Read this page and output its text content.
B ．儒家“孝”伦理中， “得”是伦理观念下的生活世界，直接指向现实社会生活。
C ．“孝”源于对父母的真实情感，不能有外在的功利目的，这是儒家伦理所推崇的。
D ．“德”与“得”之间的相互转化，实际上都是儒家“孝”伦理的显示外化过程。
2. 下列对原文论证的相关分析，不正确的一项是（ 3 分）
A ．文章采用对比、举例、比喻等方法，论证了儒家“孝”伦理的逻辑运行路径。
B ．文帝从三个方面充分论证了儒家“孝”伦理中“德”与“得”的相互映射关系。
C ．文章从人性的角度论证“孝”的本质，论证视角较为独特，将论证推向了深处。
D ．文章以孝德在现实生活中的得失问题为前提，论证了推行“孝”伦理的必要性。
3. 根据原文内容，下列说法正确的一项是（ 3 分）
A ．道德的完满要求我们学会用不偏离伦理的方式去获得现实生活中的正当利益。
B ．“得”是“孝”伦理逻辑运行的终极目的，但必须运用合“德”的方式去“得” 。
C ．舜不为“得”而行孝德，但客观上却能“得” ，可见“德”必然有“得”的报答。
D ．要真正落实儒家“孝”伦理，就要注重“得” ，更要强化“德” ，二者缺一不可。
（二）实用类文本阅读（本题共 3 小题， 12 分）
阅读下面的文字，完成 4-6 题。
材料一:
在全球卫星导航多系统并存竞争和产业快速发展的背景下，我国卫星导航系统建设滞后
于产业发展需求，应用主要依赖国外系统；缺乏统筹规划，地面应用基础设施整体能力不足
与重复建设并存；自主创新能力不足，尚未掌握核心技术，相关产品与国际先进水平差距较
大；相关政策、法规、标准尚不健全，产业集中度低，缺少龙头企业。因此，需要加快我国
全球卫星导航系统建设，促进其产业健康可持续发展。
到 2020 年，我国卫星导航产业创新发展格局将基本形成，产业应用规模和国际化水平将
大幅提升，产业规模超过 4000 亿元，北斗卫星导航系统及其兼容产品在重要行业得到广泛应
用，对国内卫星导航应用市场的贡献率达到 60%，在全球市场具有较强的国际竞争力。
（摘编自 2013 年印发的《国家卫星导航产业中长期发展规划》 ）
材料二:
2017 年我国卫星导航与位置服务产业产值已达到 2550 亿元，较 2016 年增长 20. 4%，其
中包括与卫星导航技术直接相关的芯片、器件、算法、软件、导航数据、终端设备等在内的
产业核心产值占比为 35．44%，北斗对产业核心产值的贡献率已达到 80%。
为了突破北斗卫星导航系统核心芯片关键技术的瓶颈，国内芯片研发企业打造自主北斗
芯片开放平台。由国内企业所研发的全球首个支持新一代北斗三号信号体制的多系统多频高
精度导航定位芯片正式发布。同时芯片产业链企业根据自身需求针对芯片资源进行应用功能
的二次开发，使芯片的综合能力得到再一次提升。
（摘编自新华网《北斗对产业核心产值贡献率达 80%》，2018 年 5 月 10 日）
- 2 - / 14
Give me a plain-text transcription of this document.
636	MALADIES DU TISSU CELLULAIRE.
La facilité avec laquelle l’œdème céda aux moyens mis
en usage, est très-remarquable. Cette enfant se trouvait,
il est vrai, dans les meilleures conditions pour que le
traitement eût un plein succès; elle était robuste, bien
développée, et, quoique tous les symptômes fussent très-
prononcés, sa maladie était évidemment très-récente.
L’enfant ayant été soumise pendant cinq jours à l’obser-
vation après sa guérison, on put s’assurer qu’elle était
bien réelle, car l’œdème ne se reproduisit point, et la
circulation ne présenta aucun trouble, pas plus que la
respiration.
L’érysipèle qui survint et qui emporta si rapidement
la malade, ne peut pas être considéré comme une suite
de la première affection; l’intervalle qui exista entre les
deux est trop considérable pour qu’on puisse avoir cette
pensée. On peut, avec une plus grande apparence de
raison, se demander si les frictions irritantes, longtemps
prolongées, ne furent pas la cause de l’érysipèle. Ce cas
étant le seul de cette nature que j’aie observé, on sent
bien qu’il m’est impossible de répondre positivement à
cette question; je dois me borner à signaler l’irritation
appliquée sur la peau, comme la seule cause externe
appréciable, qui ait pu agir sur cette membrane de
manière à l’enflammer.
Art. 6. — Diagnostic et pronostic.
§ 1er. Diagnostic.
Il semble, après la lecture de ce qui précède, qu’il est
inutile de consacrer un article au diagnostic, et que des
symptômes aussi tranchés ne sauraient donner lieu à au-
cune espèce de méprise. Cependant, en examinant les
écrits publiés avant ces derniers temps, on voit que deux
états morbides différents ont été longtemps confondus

══════

Quote the listing in full, please, keeping every line exact.

THE COMPLETED TASK:
Read this page and output its text content.
B ．儒家“孝”伦理中， “得”是伦理观念下的生活世界，直接指向现实社会生活。
C ．“孝”源于对父母的真实情感，不能有外在的功利目的，这是儒家伦理所推崇的。
D ．“德”与“得”之间的相互转化，实际上都是儒家“孝”伦理的显示外化过程。
2. 下列对原文论证的相关分析，不正确的一项是（ 3 分）
A ．文章采用对比、举例、比喻等方法，论证了儒家“孝”伦理的逻辑运行路径。
B ．文帝从三个方面充分论证了儒家“孝”伦理中“德”与“得”的相互映射关系。
C ．文章从人性的角度论证“孝”的本质，论证视角较为独特，将论证推向了深处。
D ．文章以孝德在现实生活中的得失问题为前提，论证了推行“孝”伦理的必要性。
3. 根据原文内容，下列说法正确的一项是（ 3 分）
A ．道德的完满要求我们学会用不偏离伦理的方式去获得现实生活中的正当利益。
B ．“得”是“孝”伦理逻辑运行的终极目的，但必须运用合“德”的方式去“得” 。
C ．舜不为“得”而行孝德，但客观上却能“得” ，可见“德”必然有“得”的报答。
D ．要真正落实儒家“孝”伦理，就要注重“得” ，更要强化“德” ，二者缺一不可。
（二）实用类文本阅读（本题共 3 小题， 12 分）
阅读下面的文字，完成 4-6 题。
材料一:
在全球卫星导航多系统并存竞争和产业快速发展的背景下，我国卫星导航系统建设滞后
于产业发展需求，应用主要依赖国外系统；缺乏统筹规划，地面应用基础设施整体能力不足
与重复建设并存；自主创新能力不足，尚未掌握核心技术，相关产品与国际先进水平差距较
大；相关政策、法规、标准尚不健全，产业集中度低，缺少龙头企业。因此，需要加快我国
全球卫星导航系统建设，促进其产业健康可持续发展。
到 2020 年，我国卫星导航产业创新发展格局将基本形成，产业应用规模和国际化水平将
大幅提升，产业规模超过 4000 亿元，北斗卫星导航系统及其兼容产品在重要行业得到广泛应
用，对国内卫星导航应用市场的贡献率达到 60%，在全球市场具有较强的国际竞争力。
（摘编自 2013 年印发的《国家卫星导航产业中长期发展规划》 ）
材料二:
2017 年我国卫星导航与位置服务产业产值已达到 2550 亿元，较 2016 年增长 20. 4%，其
中包括与卫星导航技术直接相关的芯片、器件、算法、软件、导航数据、终端设备等在内的
产业核心产值占比为 35．44%，北斗对产业核心产值的贡献率已达到 80%。
为了突破北斗卫星导航系统核心芯片关键技术的瓶颈，国内芯片研发企业打造自主北斗
芯片开放平台。由国内企业所研发的全球首个支持新一代北斗三号信号体制的多系统多频高
精度导航定位芯片正式发布。同时芯片产业链企业根据自身需求针对芯片资源进行应用功能
的二次开发，使芯片的综合能力得到再一次提升。
（摘编自新华网《北斗对产业核心产值贡献率达 80%》，2018 年 5 月 10 日）
- 2 - / 14
Give me a plain-text transcription of this document.
636	MALADIES DU TISSU CELLULAIRE.
La facilité avec laquelle l’œdème céda aux moyens mis
en usage, est très-remarquable. Cette enfant se trouvait,
il est vrai, dans les meilleures conditions pour que le
traitement eût un plein succès; elle était robuste, bien
développée, et, quoique tous les symptômes fussent très-
prononcés, sa maladie était évidemment très-récente.
L’enfant ayant été soumise pendant cinq jours à l’obser-
vation après sa guérison, on put s’assurer qu’elle était
bien réelle, car l’œdème ne se reproduisit point, et la
circulation ne présenta aucun trouble, pas plus que la
respiration.
L’érysipèle qui survint et qui emporta si rapidement
la malade, ne peut pas être considéré comme une suite
de la première affection; l’intervalle qui exista entre les
deux est trop considérable pour qu’on puisse avoir cette
pensée. On peut, avec une plus grande apparence de
raison, se demander si les frictions irritantes, longtemps
prolongées, ne furent pas la cause de l’érysipèle. Ce cas
étant le seul de cette nature que j’aie observé, on sent
bien qu’il m’est impossible de répondre positivement à
cette question; je dois me borner à signaler l’irritation
appliquée sur la peau, comme la seule cause externe
appréciable, qui ait pu agir sur cette membrane de
manière à l’enflammer.
Art. 6. — Diagnostic et pronostic.
§ 1er. Diagnostic.
Il semble, après la lecture de ce qui précède, qu’il est
inutile de consacrer un article au diagnostic, et que des
symptômes aussi tranchés ne sauraient donner lieu à au-
cune espèce de méprise. Cependant, en examinant les
écrits publiés avant ces derniers temps, on voit que deux
états morbides différents ont été longtemps confondus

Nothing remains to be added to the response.